━━ Excerpt
Closed crazyhottommy closed 6 years ago
Tommy,
Thanks for your interest in samblaster. While read-group awareness this is an often discussed feature, as of now samblaster is not read-group aware. This is because the typical usage scenario, samblaster is used in a pipe right after the alignment step (say, with BWA MEM) while the reads are still grouped by read-id (QNAME) before the file is sorted by genome position. Such an alignment run usually includes reads from a single read-group. In the pipeline you describe, the final merge and re-mark dup step for all the read-groups for a sample is done on a position sorted file (unless you specifically resort by read-id, use samblaster to mark duplicates, and then resort by position).
In case I do add read-group awareness, I am curious. How many read-groups would be sufficient for your samples?
Thanks Greg
Hi Greg,
Thanks for your reply. I typically uses samblaster in a pipe when reads are still grouped by id not position sorted: https://gitlab.com/tangming2005/snakemake_DNAseq_pipeline/blob/lancet/Snakefile#L297 but that's for samples with a single read group.
if there are multiple read groups, I have to align by @RG first for each bam, merge the bam (note that picard MergeSamFiles can handle the readgroup as well, while samtools merge infer readgroup from filename which may not be what you want) https://gitlab.com/tangming2005/snakemake_DNAseq_pipeline/blob/multiRG/Snakefile#L362
and then mark duplicates using Picard markduplicates https://gitlab.com/tangming2005/snakemake_DNAseq_pipeline/blob/multiRG/Snakefile#L397
For this particular set of samples, I have 5 read groups. I think usually it is from a flow-cell with 8 lanes, so usually 8 is enough? Does the number of readgroup affect the implementation?
picard markduplicates uses 50G ram for a 20G WES bam, which is just way too big... for WGS, I have to split by chromosome and do the markduplicates.( I do indel realign, base recalibration and mutect call by chromosome anyways...)
Thanks again! Tommy
Yes, breaking the position sorted files by chromosome is an old trick to either saves on resources, or increase parallelism if you have large enough machines (or both).
━━━━
**Your objective**
Retype the samblaster thread word for word, everything from "Thanks Greg" down to "single read group.". The listing comes from a separate source, unrelated to the samblaster thread.
━━ Information supplied
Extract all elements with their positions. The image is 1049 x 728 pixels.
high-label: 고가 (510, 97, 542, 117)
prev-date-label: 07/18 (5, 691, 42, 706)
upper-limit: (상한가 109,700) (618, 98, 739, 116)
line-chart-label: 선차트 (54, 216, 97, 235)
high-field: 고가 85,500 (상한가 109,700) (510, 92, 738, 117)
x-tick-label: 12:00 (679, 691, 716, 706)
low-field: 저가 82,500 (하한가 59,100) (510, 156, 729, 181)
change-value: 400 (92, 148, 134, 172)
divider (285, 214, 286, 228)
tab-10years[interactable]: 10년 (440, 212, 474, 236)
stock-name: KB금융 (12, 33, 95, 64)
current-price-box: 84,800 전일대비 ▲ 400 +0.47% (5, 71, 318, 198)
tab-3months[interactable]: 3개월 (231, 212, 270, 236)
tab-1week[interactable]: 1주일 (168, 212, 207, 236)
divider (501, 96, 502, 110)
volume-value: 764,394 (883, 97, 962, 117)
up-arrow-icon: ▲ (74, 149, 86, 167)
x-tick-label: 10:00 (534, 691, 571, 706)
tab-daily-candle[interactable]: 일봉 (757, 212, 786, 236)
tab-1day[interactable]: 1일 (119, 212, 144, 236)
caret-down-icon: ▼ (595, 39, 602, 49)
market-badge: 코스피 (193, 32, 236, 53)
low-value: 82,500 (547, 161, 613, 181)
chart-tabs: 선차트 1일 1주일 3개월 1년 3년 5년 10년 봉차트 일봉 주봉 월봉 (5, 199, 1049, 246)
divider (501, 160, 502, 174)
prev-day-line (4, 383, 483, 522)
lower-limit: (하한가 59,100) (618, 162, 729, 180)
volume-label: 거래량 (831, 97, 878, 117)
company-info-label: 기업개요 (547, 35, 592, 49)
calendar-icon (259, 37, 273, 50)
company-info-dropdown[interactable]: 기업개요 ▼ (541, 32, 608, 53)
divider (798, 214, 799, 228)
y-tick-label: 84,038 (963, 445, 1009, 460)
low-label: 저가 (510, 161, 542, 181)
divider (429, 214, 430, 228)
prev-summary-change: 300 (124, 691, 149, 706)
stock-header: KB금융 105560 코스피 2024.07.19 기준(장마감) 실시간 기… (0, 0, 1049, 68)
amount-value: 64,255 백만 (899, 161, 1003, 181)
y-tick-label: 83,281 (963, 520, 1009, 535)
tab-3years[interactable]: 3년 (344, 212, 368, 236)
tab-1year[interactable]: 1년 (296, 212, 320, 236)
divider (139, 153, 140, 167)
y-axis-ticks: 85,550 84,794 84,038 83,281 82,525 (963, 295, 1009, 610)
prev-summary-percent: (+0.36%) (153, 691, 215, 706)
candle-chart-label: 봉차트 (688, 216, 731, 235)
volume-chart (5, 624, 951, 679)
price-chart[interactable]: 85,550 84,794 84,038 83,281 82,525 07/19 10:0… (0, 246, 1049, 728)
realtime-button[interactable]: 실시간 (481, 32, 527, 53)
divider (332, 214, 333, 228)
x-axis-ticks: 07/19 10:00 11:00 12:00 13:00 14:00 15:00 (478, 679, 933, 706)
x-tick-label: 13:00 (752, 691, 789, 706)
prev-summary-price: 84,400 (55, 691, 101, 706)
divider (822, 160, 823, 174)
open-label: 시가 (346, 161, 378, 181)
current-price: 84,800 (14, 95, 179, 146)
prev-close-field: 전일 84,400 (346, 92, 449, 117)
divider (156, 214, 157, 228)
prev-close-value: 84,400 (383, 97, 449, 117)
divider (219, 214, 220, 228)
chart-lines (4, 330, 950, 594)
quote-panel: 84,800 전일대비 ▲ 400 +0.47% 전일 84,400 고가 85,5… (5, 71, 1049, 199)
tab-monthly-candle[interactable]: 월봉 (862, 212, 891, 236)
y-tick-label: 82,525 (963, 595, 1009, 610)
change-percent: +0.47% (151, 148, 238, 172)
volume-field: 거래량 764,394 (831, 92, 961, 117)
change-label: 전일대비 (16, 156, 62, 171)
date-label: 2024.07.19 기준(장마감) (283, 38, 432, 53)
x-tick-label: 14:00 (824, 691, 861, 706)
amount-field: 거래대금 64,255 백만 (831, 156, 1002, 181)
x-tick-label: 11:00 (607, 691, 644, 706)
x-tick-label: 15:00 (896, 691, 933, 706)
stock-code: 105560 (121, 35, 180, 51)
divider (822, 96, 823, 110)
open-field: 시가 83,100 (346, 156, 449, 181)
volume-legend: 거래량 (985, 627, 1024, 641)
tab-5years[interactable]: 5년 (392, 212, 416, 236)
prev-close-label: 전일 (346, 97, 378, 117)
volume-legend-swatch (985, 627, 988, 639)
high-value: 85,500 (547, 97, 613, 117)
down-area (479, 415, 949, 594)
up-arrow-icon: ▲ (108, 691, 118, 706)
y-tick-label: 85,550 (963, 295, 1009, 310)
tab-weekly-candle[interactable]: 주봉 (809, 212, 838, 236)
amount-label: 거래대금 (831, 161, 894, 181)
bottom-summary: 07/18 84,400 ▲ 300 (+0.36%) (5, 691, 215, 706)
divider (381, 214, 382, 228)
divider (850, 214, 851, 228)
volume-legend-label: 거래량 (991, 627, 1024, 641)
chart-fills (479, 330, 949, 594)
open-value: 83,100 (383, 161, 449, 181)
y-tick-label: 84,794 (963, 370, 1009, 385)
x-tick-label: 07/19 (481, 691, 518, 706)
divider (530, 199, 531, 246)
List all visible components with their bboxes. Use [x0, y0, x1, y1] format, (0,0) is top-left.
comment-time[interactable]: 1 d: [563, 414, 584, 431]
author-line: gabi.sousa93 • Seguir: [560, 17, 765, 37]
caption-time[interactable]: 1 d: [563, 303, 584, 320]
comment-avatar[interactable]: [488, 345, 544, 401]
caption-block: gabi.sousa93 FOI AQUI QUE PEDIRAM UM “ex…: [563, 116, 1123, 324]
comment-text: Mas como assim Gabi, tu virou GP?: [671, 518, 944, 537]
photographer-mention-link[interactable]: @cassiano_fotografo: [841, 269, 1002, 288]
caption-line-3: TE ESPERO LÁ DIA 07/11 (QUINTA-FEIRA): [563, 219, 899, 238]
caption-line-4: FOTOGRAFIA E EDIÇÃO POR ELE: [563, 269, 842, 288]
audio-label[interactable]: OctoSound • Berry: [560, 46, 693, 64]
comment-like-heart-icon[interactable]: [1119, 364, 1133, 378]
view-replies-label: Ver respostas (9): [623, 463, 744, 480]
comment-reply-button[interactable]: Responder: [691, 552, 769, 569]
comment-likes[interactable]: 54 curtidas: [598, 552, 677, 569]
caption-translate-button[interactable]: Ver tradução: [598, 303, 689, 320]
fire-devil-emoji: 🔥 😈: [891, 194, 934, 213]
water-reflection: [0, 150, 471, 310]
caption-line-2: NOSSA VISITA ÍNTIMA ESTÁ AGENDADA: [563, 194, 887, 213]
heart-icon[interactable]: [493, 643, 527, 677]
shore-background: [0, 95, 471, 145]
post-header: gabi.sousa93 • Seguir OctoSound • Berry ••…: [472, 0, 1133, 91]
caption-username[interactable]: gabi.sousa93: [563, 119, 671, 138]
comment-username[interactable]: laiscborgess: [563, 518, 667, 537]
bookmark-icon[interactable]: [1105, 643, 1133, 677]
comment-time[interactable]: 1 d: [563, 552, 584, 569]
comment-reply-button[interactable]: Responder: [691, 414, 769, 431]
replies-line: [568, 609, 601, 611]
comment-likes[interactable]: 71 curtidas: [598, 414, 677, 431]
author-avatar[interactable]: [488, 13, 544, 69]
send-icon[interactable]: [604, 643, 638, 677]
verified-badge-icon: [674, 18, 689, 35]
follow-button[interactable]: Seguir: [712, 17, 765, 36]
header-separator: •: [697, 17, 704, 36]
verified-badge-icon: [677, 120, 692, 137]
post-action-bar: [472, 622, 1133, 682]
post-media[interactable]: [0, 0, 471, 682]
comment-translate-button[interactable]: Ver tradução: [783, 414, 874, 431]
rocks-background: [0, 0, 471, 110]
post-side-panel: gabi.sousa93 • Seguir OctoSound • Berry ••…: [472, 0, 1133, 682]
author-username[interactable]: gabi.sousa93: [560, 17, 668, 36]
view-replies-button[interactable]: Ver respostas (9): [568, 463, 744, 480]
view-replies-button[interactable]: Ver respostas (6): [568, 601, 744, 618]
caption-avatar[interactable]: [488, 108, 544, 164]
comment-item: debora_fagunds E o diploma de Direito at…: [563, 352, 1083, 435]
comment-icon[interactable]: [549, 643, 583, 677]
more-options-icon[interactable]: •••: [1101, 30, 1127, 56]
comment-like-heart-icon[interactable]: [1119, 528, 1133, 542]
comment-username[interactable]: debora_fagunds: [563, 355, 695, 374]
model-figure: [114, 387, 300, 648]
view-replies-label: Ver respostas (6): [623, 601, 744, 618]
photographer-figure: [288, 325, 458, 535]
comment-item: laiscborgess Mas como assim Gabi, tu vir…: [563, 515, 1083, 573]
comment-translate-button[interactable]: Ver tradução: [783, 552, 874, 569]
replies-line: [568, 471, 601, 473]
━━━━
**Solution to this task**
Thanks Greg
Hi Greg,
Thanks for your reply. I typically uses samblaster in a pipe when reads are still grouped by id not position sorted: https://gitlab.com/tangming2005/snakemake_DNAseq_pipeline/blob/lancet/Snakefile#L297 but that's for samples with a single read group.